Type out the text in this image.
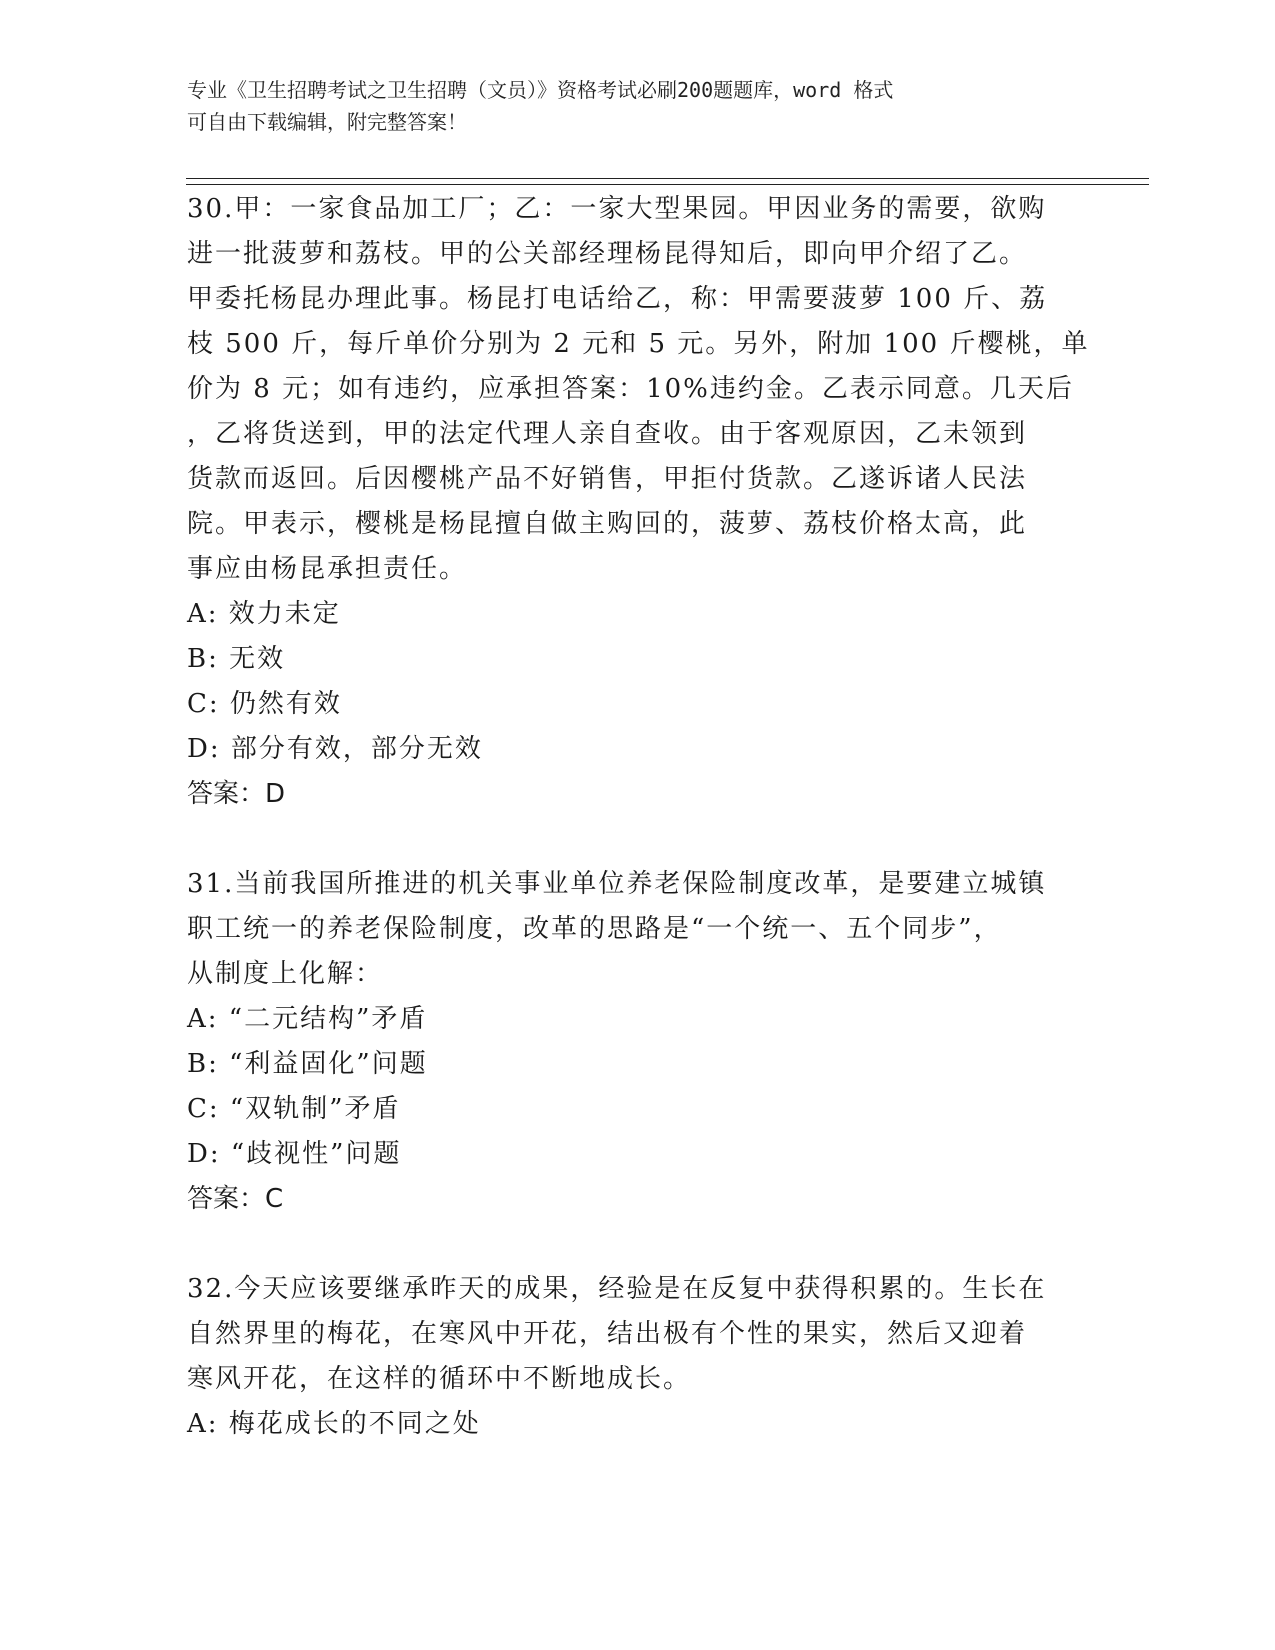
专业《卫生招聘考试之卫生招聘（文员）》资格考试必刷200题题库，word 格式
可自由下载编辑，附完整答案！
30.甲：一家食品加工厂；乙：一家大型果园。甲因业务的需要，欲购
进一批菠萝和荔枝。甲的公关部经理杨昆得知后，即向甲介绍了乙。
甲委托杨昆办理此事。杨昆打电话给乙，称：甲需要菠萝 100 斤、荔
枝 500 斤，每斤单价分别为 2 元和 5 元。另外，附加 100 斤樱桃，单
价为 8 元；如有违约，应承担答案：10%违约金。乙表示同意。几天后
，乙将货送到，甲的法定代理人亲自查收。由于客观原因，乙未领到
货款而返回。后因樱桃产品不好销售，甲拒付货款。乙遂诉诸人民法
院。甲表示，樱桃是杨昆擅自做主购回的，菠萝、荔枝价格太高，此
事应由杨昆承担责任。
A: 效力未定
B: 无效
C: 仍然有效
D: 部分有效，部分无效
答案：D
31.当前我国所推进的机关事业单位养老保险制度改革，是要建立城镇
职工统一的养老保险制度，改革的思路是“一个统一、五个同步”，
从制度上化解：
A: “二元结构”矛盾
B: “利益固化”问题
C: “双轨制”矛盾
D: “歧视性”问题
答案：C
32.今天应该要继承昨天的成果，经验是在反复中获得积累的。生长在
自然界里的梅花，在寒风中开花，结出极有个性的果实，然后又迎着
寒风开花，在这样的循环中不断地成长。
A: 梅花成长的不同之处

TASK DIRECTIONS: Give every record again exactly, apart from the pictures, which stay out.

TASK RESPONSE:
Type out the text in this image.
专业《卫生招聘考试之卫生招聘（文员）》资格考试必刷200题题库，word 格式
可自由下载编辑，附完整答案！
30.甲：一家食品加工厂；乙：一家大型果园。甲因业务的需要，欲购
进一批菠萝和荔枝。甲的公关部经理杨昆得知后，即向甲介绍了乙。
甲委托杨昆办理此事。杨昆打电话给乙，称：甲需要菠萝 100 斤、荔
枝 500 斤，每斤单价分别为 2 元和 5 元。另外，附加 100 斤樱桃，单
价为 8 元；如有违约，应承担答案：10%违约金。乙表示同意。几天后
，乙将货送到，甲的法定代理人亲自查收。由于客观原因，乙未领到
货款而返回。后因樱桃产品不好销售，甲拒付货款。乙遂诉诸人民法
院。甲表示，樱桃是杨昆擅自做主购回的，菠萝、荔枝价格太高，此
事应由杨昆承担责任。
A: 效力未定
B: 无效
C: 仍然有效
D: 部分有效，部分无效
答案：D
31.当前我国所推进的机关事业单位养老保险制度改革，是要建立城镇
职工统一的养老保险制度，改革的思路是“一个统一、五个同步”，
从制度上化解：
A: “二元结构”矛盾
B: “利益固化”问题
C: “双轨制”矛盾
D: “歧视性”问题
答案：C
32.今天应该要继承昨天的成果，经验是在反复中获得积累的。生长在
自然界里的梅花，在寒风中开花，结出极有个性的果实，然后又迎着
寒风开花，在这样的循环中不断地成长。
A: 梅花成长的不同之处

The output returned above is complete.